**Exercise requirements**
For the data below, report the number of lines that contain the string "this" and nothing else.

**Data lines**
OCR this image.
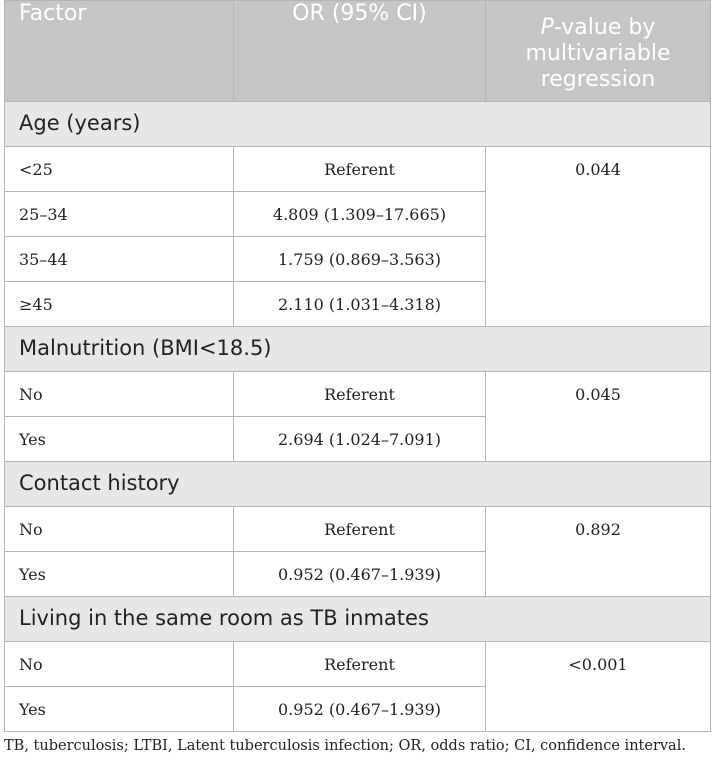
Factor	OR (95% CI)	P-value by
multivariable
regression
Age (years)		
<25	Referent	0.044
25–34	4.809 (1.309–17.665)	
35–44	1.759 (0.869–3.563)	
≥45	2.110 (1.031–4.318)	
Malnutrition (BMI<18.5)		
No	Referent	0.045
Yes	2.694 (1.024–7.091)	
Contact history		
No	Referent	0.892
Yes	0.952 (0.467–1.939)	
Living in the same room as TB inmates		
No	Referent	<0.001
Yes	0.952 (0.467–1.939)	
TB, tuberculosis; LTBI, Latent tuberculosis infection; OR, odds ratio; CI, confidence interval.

...

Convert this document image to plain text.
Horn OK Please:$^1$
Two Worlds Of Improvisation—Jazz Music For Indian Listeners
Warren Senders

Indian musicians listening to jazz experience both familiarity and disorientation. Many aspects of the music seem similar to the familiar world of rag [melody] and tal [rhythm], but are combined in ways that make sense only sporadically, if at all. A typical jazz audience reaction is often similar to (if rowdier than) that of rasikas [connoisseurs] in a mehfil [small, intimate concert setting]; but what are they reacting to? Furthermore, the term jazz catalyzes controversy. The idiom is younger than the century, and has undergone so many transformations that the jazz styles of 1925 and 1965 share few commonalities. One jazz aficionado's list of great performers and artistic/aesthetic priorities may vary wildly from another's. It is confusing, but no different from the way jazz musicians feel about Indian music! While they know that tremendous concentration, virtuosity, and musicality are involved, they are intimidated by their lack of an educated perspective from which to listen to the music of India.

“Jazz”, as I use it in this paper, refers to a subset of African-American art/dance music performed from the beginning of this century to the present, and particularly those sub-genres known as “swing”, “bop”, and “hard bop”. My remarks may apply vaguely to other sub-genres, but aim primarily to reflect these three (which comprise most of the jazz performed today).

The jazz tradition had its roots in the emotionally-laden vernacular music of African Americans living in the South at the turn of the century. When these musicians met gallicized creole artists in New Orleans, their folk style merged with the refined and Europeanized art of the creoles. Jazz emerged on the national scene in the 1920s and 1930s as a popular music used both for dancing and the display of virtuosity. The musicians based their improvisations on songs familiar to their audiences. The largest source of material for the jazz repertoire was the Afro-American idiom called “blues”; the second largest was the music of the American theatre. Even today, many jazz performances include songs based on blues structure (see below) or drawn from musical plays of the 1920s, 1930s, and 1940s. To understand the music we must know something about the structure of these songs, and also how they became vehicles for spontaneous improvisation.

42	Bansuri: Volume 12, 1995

**Exercise solution**
3